» **YOUR INSTRUCTIONS**: Copy every line with the string "about" in it.

── MATERIAL TO PROCESS ──

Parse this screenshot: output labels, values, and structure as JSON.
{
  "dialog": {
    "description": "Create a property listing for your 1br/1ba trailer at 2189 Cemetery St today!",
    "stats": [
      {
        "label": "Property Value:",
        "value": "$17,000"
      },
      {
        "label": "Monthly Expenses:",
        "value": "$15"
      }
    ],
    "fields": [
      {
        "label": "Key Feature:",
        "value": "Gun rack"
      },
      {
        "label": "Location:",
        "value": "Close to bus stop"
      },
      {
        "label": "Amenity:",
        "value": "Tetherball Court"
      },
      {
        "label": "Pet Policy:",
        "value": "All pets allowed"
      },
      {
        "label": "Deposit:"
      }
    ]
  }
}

───
── MATERIAL TO PROCESS ──

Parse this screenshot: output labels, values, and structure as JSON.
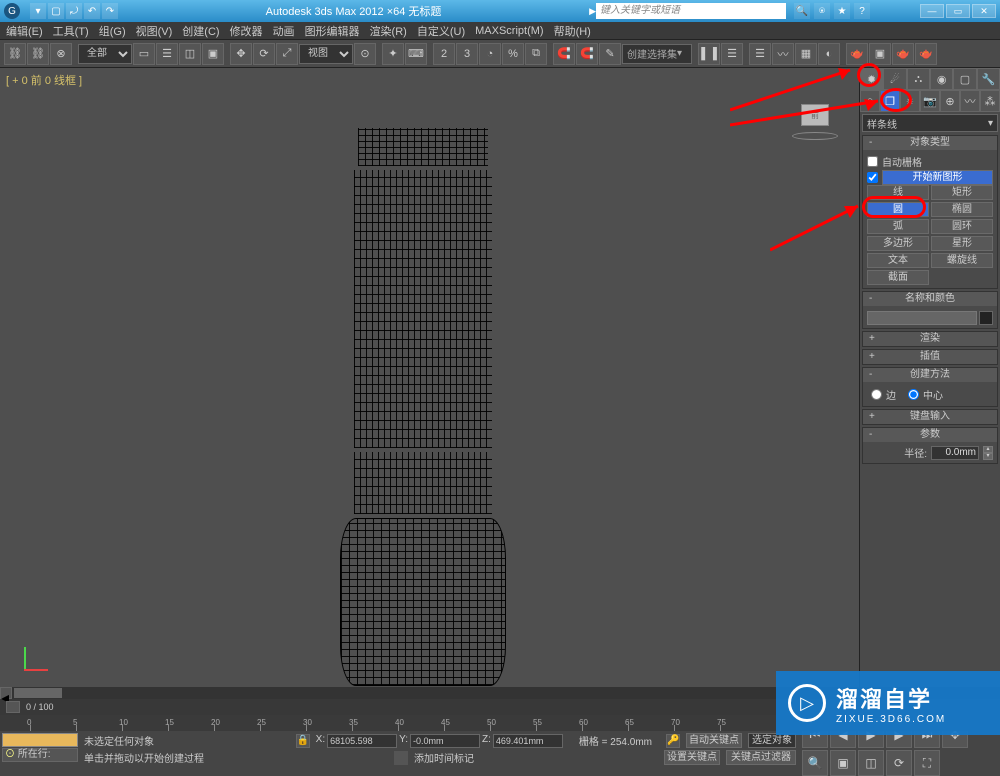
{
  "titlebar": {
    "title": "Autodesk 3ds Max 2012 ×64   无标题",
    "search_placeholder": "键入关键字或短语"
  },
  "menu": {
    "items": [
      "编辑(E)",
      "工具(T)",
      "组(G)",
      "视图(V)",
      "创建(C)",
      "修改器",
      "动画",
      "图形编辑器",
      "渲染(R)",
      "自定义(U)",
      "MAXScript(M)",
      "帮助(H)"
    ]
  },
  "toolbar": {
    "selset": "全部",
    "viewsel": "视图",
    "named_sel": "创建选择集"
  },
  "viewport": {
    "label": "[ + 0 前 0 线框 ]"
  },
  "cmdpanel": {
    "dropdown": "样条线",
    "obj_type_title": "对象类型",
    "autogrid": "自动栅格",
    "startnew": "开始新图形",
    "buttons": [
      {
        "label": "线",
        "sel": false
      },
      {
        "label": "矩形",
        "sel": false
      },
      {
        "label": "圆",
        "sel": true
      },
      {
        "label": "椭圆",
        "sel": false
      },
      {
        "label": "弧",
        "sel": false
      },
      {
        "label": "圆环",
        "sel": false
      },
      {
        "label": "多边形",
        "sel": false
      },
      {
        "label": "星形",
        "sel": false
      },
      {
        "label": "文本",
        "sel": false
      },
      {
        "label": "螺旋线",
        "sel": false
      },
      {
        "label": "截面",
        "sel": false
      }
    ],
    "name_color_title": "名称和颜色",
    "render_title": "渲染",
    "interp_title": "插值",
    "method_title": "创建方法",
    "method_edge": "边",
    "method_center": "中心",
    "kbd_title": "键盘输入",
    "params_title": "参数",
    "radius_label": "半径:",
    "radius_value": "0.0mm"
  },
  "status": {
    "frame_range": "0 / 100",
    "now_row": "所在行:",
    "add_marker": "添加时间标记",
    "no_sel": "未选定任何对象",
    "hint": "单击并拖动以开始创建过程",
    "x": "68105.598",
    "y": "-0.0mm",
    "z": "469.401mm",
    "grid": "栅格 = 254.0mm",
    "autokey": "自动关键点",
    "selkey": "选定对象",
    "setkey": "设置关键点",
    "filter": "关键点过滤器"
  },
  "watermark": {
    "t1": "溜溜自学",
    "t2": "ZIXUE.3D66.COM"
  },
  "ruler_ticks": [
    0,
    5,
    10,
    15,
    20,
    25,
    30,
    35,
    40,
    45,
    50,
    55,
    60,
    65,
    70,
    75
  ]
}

───
── MATERIAL TO PROCESS ──

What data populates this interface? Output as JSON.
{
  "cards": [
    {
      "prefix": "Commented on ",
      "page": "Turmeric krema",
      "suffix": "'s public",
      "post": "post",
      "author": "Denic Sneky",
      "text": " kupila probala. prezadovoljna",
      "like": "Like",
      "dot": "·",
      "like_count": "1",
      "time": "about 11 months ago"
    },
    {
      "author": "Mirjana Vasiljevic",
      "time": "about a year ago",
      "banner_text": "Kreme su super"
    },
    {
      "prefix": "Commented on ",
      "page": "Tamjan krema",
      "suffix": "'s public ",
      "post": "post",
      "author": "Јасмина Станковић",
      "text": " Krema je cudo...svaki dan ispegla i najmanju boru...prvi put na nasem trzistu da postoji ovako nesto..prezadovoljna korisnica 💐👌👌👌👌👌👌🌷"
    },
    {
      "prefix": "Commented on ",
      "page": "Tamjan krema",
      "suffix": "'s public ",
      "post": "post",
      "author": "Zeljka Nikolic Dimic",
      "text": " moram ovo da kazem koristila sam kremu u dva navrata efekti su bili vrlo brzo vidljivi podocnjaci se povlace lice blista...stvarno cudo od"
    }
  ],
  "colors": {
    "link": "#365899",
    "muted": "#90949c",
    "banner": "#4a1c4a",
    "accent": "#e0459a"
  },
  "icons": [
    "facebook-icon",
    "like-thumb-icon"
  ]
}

───

» **RESULT**:
      "time": "about 11 months ago"
      "time": "about a year ago",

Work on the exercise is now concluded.